(TASK GOAL): Gather all lines with the word "solve" in them.
==============================
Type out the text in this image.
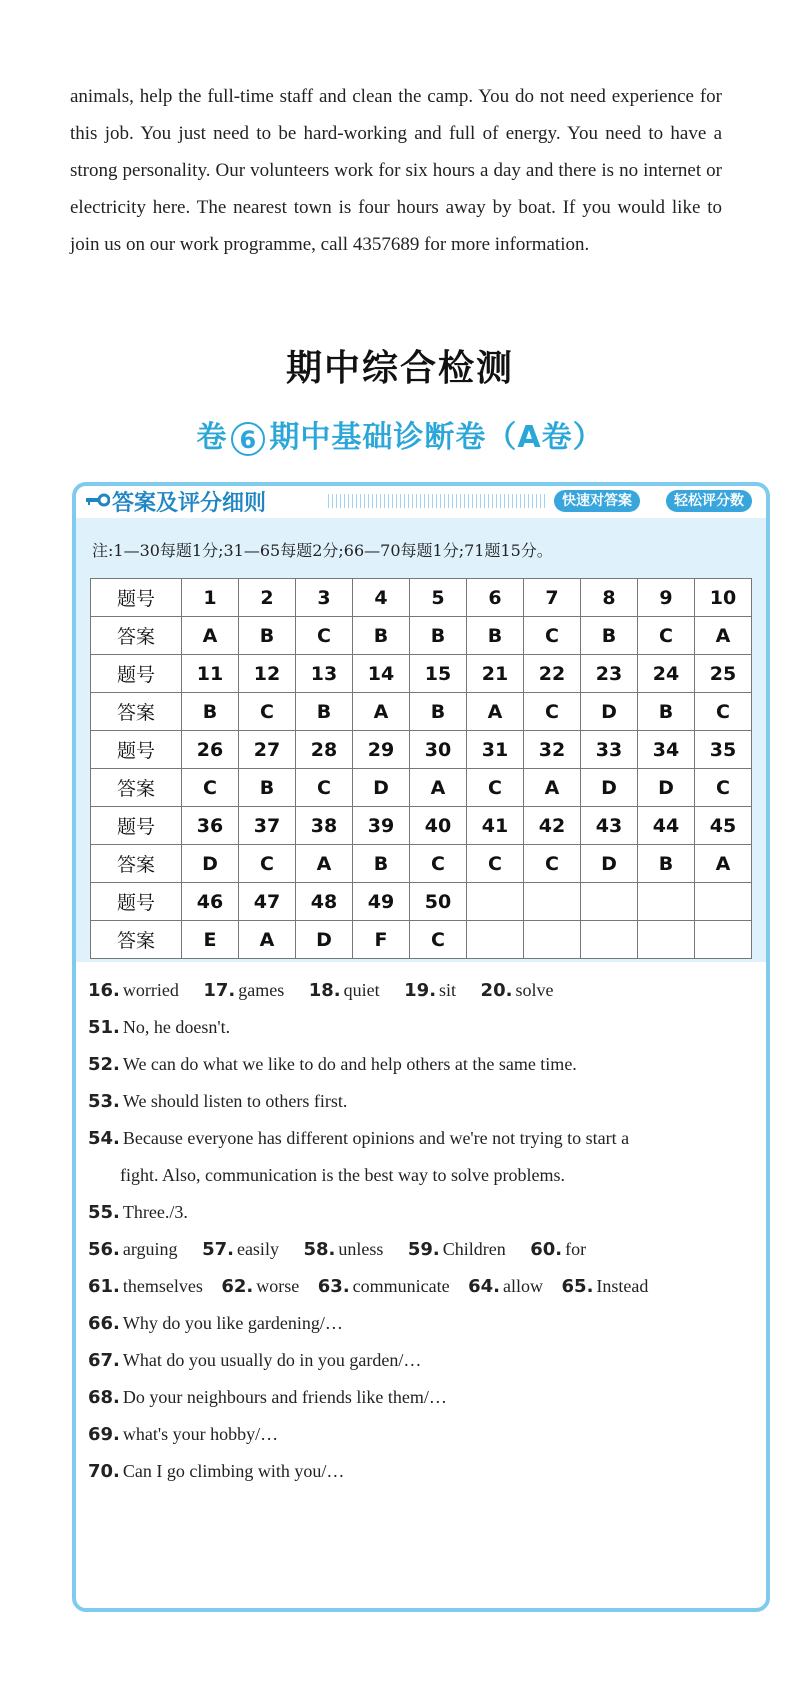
animals, help the full-time staff and clean the camp. You do not need experience for this job. You just need to be hard-working and full of energy. You need to have a strong personality. Our volunteers work for six hours a day and there is no internet or electricity here. The nearest town is four hours away by boat. If you would like to join us on our work programme, call 4357689 for more information.

期中综合检测
卷 6 期中基础诊断卷（A卷）
答案及评分细则	快速对答案	轻松评分数
注:1—30每题1分;31—65每题2分;66—70每题1分;71题15分。
题号	1	2	3	4	5	6	7	8	9	10
答案	A	B	C	B	B	B	C	B	C	A
题号	11	12	13	14	15	21	22	23	24	25
答案	B	C	B	A	B	A	C	D	B	C
题号	26	27	28	29	30	31	32	33	34	35
答案	C	B	C	D	A	C	A	D	D	C
题号	36	37	38	39	40	41	42	43	44	45
答案	D	C	A	B	C	C	C	D	B	A
题号	46	47	48	49	50					
答案	E	A	D	F	C					
16. worried 17. games 18. quiet 19. sit 20. solve
51. No, he doesn't.
52. We can do what we like to do and help others at the same time.
53. We should listen to others first.
54. Because everyone has different opinions and we're not trying to start a
fight. Also, communication is the best way to solve problems.
55. Three./3.
56. arguing 57. easily 58. unless 59. Children 60. for
61. themselves 62. worse 63. communicate 64. allow 65. Instead
66. Why do you like gardening/…
67. What do you usually do in you garden/…
68. Do your neighbours and friends like them/…
69. what's your hobby/…
70. Can I go climbing with you/…
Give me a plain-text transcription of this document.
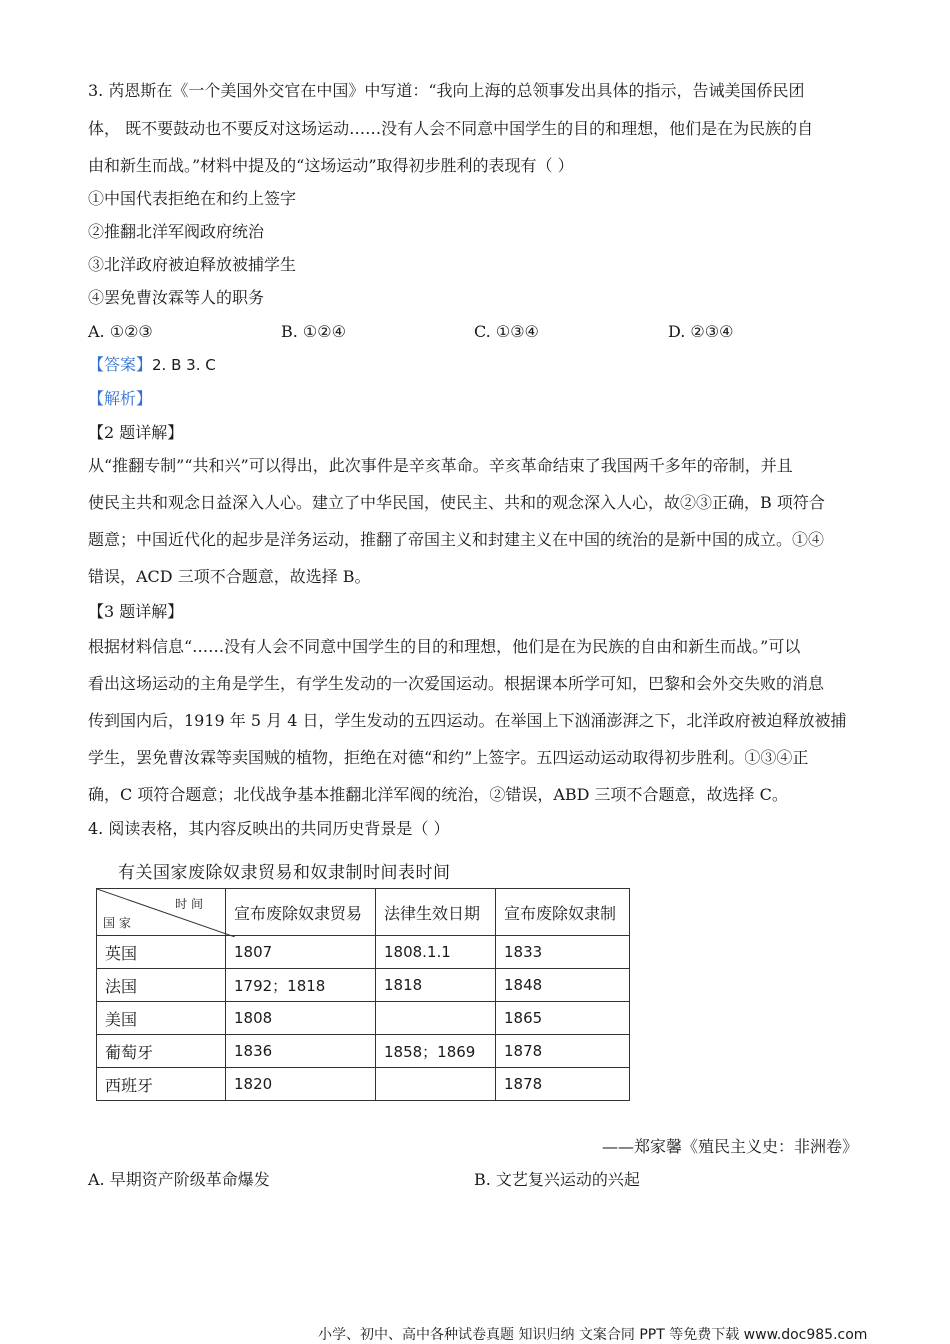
3. 芮恩斯在《一个美国外交官在中国》中写道：“我向上海的总领事发出具体的指示，告诫美国侨民团
体， 既不要鼓动也不要反对这场运动……没有人会不同意中国学生的目的和理想，他们是在为民族的自
由和新生而战。”材料中提及的“这场运动”取得初步胜利的表现有（ ）
①中国代表拒绝在和约上签字
②推翻北洋军阀政府统治
③北洋政府被迫释放被捕学生
④罢免曹汝霖等人的职务
A. ①②③	B. ①②④	C. ①③④	D. ②③④
【答案】2. B 3. C
【解析】
【2 题详解】
从“推翻专制”“共和兴”可以得出，此次事件是辛亥革命。辛亥革命结束了我国两千多年的帝制，并且
使民主共和观念日益深入人心。建立了中华民国，使民主、共和的观念深入人心，故②③正确，B 项符合
题意；中国近代化的起步是洋务运动，推翻了帝国主义和封建主义在中国的统治的是新中国的成立。①④
错误，ACD 三项不合题意，故选择 B。
【3 题详解】
根据材料信息“……没有人会不同意中国学生的目的和理想，他们是在为民族的自由和新生而战。”可以
看出这场运动的主角是学生，有学生发动的一次爱国运动。根据课本所学可知，巴黎和会外交失败的消息
传到国内后，1919 年 5 月 4 日，学生发动的五四运动。在举国上下汹涌澎湃之下，北洋政府被迫释放被捕
学生，罢免曹汝霖等卖国贼的植物，拒绝在对德“和约”上签字。五四运动运动取得初步胜利。①③④正
确，C 项符合题意；北伐战争基本推翻北洋军阀的统治，②错误，ABD 三项不合题意，故选择 C。
4. 阅读表格，其内容反映出的共同历史背景是（ ）
有关国家废除奴隶贸易和奴隶制时间表时间
时 间
国 家	宣布废除奴隶贸易	法律生效日期	宣布废除奴隶制
英国	1807	1808.1.1	1833
法国	1792；1818	1818	1848
美国	1808		1865
葡萄牙	1836	1858；1869	1878
西班牙	1820		1878
——郑家馨《殖民主义史：非洲卷》
A. 早期资产阶级革命爆发	B. 文艺复兴运动的兴起
小学、初中、高中各种试卷真题 知识归纳 文案合同 PPT 等免费下载 www.doc985.com
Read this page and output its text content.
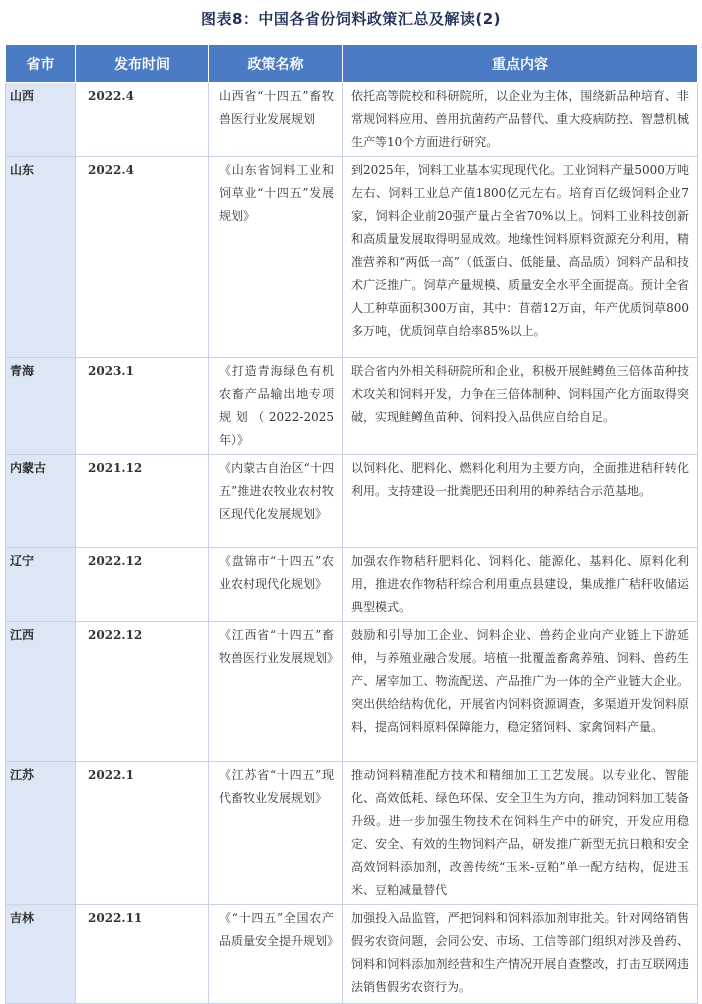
图表8：中国各省份饲料政策汇总及解读(2)
省市	发布时间	政策名称	重点内容
山西	2022.4	山西省“十四五”畜牧兽医行业发展规划	依托高等院校和科研院所，以企业为主体，围绕新品种培育、非常规饲料应用、兽用抗菌药产品替代、重大疫病防控、智慧机械生产等10个方面进行研究。
山东	2022.4	《山东省饲料工业和饲草业“十四五”发展规划》	到2025年，饲料工业基本实现现代化。工业饲料产量5000万吨左右、饲料工业总产值1800亿元左右。培育百亿级饲料企业7家，饲料企业前20强产量占全省70%以上。饲料工业科技创新和高质量发展取得明显成效。地缘性饲料原料资源充分利用，精准营养和“两低一高”（低蛋白、低能量、高品质）饲料产品和技术广泛推广。饲草产量规模、质量安全水平全面提高。预计全省人工种草面积300万亩，其中：苜蓿12万亩，年产优质饲草800多万吨，优质饲草自给率85%以上。
青海	2023.1	《打造青海绿色有机农畜产品输出地专项规划（2022-2025年）》	联合省内外相关科研院所和企业，积极开展鲑鳟鱼三倍体苗种技术攻关和饲料开发，力争在三倍体制种、饲料国产化方面取得突破，实现鲑鳟鱼苗种、饲料投入品供应自给自足。
内蒙古	2021.12	《内蒙古自治区“十四五”推进农牧业农村牧区现代化发展规划》	以饲料化、肥料化、燃料化利用为主要方向，全面推进秸秆转化利用。支持建设一批粪肥还田利用的种养结合示范基地。
辽宁	2022.12	《盘锦市“十四五”农业农村现代化规划》	加强农作物秸秆肥料化、饲料化、能源化、基料化、原料化利用，推进农作物秸秆综合利用重点县建设，集成推广秸秆收储运典型模式。
江西	2022.12	《江西省“十四五”畜牧兽医行业发展规划》	鼓励和引导加工企业、饲料企业、兽药企业向产业链上下游延伸，与养殖业融合发展。培植一批覆盖畜禽养殖、饲料、兽药生产、屠宰加工、物流配送、产品推广为一体的全产业链大企业。突出供给结构优化，开展省内饲料资源调查，多渠道开发饲料原料，提高饲料原料保障能力，稳定猪饲料、家禽饲料产量。
江苏	2022.1	《江苏省“十四五”现代畜牧业发展规划》	推动饲料精准配方技术和精细加工工艺发展。以专业化、智能化、高效低耗、绿色环保、安全卫生为方向，推动饲料加工装备升级。进一步加强生物技术在饲料生产中的研究，开发应用稳定、安全、有效的生物饲料产品，研发推广新型无抗日粮和安全高效饲料添加剂，改善传统“玉米-豆粕”单一配方结构，促进玉米、豆粕减量替代
吉林	2022.11	《“十四五”全国农产品质量安全提升规划》	加强投入品监管，严把饲料和饲料添加剂审批关。针对网络销售假劣农资问题，会同公安、市场、工信等部门组织对涉及兽药、饲料和饲料添加剂经营和生产情况开展自查整改，打击互联网违法销售假劣农资行为。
==============================
(ANSWER TO THE PROBLEM):
16. worried 17. games 18. quiet 19. sit 20. solve
fight. Also, communication is the best way to solve problems.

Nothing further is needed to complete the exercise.